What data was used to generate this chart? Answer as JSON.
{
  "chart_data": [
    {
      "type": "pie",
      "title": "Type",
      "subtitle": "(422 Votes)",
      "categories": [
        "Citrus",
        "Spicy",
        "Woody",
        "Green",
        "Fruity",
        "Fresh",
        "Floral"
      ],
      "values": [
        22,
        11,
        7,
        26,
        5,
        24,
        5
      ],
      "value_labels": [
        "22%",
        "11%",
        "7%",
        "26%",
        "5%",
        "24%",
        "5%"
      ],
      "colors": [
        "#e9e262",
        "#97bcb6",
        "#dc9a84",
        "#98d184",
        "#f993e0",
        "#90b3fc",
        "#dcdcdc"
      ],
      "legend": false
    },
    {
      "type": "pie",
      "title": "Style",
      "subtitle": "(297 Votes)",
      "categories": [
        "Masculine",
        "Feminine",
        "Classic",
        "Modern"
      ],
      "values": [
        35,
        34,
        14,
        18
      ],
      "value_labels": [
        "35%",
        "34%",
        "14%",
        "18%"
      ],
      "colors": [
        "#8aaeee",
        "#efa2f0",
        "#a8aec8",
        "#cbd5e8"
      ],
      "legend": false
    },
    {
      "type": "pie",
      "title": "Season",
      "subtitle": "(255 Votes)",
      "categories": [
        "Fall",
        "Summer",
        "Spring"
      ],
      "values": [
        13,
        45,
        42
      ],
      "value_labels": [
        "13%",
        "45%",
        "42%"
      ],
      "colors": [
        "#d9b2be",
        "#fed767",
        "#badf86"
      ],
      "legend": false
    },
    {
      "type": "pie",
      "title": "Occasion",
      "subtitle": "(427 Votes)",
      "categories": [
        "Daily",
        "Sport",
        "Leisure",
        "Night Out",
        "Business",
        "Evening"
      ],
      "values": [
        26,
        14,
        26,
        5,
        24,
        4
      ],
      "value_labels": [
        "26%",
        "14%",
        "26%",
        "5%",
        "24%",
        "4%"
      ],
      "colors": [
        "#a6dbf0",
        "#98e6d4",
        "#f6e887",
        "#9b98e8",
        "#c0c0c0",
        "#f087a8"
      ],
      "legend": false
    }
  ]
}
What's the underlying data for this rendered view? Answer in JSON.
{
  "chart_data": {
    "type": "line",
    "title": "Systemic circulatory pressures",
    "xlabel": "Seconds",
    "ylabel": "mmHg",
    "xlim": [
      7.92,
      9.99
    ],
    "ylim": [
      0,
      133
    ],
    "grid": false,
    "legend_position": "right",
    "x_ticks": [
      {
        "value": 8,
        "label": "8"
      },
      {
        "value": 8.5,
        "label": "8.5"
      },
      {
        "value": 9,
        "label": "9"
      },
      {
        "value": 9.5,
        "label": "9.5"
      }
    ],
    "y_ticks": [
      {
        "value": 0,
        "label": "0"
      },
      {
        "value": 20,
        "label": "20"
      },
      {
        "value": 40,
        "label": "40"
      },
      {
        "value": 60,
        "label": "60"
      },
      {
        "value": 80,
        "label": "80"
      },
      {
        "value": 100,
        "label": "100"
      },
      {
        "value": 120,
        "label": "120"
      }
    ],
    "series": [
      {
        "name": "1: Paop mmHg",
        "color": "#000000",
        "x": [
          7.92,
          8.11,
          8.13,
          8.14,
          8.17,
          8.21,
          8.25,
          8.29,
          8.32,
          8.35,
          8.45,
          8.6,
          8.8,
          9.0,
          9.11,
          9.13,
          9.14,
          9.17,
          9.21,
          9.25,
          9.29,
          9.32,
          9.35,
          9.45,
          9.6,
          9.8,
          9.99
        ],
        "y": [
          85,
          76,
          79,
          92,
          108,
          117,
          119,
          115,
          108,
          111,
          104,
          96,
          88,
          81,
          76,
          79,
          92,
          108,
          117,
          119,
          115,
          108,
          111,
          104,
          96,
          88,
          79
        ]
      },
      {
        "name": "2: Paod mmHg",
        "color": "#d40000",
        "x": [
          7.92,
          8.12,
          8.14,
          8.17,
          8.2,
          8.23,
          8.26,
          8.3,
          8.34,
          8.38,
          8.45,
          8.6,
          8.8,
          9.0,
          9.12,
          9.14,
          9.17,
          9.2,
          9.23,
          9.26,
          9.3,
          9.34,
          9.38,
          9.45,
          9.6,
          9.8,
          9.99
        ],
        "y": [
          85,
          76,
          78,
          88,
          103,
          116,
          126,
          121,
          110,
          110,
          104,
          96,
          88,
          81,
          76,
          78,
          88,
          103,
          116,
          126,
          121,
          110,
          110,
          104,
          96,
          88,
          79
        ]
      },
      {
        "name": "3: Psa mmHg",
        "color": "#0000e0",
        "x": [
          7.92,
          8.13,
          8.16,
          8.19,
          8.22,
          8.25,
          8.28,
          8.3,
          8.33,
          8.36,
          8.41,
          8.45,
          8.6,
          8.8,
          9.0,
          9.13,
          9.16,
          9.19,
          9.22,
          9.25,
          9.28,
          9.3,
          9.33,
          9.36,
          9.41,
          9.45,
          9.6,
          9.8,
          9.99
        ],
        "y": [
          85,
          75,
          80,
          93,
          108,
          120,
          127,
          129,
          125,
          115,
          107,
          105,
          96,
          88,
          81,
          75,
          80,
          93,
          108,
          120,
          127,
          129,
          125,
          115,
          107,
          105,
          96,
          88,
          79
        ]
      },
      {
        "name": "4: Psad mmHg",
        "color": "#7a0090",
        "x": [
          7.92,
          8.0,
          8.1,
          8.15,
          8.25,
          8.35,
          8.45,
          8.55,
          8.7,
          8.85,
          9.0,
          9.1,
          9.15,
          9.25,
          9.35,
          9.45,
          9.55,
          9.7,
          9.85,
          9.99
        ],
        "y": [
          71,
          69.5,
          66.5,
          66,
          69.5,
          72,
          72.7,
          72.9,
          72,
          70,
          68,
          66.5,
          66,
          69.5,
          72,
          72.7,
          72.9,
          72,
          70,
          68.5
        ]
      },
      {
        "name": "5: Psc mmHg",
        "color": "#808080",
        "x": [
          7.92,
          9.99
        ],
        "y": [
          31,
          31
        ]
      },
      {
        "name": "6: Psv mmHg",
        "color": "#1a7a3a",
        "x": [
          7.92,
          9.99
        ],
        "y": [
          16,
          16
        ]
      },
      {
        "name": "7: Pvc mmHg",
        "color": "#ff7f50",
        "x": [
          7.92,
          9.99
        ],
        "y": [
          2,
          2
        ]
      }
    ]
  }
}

### YOUR TASK
Report only how many lines in the records contain the word "subtitle".

### REPLY
4